- _Work to be completed_:
Go through each line of the records below and count those with the word "sont". Give only the count.

- _Supplied material_:
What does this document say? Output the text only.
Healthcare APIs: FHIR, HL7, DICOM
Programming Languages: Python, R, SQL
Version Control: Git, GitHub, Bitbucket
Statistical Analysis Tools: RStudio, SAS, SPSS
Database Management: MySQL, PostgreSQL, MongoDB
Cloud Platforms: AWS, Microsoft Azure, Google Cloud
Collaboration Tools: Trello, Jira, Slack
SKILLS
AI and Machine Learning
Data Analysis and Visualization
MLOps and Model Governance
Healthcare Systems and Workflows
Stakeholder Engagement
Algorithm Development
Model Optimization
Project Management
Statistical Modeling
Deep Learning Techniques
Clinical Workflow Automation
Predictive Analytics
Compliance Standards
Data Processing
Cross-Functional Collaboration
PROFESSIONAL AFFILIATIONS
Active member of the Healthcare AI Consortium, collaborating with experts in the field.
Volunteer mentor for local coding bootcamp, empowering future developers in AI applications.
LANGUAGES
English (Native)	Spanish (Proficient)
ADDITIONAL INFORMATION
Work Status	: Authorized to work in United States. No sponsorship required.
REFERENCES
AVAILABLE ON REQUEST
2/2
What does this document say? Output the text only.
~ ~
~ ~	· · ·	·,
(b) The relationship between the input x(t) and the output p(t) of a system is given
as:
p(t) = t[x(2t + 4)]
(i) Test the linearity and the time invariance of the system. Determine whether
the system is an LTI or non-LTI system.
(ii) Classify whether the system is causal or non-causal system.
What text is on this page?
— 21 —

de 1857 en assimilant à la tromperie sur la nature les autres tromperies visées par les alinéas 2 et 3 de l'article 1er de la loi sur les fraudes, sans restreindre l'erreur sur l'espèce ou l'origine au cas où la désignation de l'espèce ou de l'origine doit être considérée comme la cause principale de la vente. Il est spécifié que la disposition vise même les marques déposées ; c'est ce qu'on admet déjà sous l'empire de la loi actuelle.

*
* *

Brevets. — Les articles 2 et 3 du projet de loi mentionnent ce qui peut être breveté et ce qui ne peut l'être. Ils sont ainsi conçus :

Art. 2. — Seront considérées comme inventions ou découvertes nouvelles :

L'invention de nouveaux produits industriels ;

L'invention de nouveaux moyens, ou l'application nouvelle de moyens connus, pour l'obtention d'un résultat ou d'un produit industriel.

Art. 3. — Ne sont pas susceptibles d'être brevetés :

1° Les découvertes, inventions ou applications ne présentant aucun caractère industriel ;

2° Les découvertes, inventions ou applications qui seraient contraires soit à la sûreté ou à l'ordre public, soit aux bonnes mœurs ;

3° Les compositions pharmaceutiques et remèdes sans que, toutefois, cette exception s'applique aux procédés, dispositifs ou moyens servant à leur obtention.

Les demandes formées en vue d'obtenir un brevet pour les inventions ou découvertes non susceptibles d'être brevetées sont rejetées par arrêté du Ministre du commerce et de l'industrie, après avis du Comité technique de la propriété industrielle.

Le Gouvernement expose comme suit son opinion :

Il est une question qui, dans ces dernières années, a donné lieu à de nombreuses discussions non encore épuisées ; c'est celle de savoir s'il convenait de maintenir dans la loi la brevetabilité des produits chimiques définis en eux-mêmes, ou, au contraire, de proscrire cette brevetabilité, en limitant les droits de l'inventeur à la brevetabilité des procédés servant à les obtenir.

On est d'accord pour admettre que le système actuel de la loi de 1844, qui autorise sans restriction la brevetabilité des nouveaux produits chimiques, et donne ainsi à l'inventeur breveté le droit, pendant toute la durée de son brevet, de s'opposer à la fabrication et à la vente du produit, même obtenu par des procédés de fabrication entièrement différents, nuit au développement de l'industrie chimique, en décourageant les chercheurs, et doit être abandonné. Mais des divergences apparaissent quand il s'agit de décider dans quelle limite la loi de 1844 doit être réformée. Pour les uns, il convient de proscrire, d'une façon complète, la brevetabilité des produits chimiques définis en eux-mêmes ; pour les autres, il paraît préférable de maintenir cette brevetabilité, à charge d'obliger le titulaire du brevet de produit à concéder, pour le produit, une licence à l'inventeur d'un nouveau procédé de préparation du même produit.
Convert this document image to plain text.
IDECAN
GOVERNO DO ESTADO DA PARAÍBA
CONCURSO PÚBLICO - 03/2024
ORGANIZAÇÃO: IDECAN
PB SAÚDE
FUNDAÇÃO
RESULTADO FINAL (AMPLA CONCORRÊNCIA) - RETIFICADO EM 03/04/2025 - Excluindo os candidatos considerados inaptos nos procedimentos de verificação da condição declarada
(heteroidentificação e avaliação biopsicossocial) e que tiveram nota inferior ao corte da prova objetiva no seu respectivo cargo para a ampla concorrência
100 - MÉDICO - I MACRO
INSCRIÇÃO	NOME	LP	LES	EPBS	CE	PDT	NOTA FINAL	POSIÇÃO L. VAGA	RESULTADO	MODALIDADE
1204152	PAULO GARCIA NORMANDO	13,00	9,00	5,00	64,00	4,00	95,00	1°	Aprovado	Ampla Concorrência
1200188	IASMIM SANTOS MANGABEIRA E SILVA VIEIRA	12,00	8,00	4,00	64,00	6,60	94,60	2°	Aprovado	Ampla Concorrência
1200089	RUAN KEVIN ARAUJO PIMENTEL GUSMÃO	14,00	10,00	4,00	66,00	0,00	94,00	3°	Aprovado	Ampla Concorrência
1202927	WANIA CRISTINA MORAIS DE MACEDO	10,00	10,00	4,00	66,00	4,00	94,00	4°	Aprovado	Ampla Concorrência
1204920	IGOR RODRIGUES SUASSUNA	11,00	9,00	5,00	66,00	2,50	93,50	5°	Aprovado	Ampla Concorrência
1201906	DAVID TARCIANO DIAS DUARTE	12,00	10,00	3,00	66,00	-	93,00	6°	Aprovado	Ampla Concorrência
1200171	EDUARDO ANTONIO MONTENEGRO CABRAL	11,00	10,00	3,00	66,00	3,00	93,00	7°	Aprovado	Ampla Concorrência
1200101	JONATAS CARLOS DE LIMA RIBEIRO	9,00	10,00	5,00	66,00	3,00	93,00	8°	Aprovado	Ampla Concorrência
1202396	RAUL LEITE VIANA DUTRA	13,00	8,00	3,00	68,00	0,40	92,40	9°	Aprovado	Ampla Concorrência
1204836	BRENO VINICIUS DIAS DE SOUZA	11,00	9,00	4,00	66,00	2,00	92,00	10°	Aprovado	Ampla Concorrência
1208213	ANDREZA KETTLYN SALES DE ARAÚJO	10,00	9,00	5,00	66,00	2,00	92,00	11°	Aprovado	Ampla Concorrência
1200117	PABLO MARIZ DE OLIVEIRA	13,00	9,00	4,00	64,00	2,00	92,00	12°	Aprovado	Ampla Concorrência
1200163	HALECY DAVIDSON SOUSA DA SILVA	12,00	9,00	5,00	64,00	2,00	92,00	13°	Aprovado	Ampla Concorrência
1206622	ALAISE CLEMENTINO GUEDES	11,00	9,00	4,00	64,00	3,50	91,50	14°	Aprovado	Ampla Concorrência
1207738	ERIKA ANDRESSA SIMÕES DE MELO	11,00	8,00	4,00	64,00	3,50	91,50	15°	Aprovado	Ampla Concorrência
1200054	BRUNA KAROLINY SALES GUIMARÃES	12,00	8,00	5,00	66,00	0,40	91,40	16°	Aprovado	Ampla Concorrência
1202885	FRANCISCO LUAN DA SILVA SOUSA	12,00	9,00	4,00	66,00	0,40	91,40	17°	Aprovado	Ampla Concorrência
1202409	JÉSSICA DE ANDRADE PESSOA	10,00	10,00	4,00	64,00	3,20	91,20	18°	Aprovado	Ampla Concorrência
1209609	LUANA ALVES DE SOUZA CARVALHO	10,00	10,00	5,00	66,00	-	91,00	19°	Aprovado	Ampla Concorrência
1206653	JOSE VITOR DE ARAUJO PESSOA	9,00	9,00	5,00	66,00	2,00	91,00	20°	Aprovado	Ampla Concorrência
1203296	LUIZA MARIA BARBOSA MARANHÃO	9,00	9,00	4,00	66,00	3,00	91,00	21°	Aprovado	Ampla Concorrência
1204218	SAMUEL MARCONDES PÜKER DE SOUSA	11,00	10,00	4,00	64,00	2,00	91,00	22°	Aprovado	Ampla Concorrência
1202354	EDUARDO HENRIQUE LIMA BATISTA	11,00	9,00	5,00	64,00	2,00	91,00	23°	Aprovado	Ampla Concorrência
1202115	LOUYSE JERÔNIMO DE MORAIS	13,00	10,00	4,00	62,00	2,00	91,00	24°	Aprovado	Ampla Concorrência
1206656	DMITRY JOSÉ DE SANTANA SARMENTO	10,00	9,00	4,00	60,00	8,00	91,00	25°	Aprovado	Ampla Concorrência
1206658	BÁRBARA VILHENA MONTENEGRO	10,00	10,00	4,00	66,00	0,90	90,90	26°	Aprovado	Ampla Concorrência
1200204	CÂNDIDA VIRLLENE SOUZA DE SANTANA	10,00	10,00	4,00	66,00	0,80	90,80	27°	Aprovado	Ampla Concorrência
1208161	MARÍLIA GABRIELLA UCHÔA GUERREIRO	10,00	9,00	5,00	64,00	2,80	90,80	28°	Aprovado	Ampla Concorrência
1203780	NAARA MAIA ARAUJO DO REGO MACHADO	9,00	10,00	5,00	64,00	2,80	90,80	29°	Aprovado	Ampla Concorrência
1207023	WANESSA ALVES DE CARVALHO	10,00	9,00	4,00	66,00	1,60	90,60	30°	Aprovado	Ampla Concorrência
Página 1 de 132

- _Result of this exercise_:
3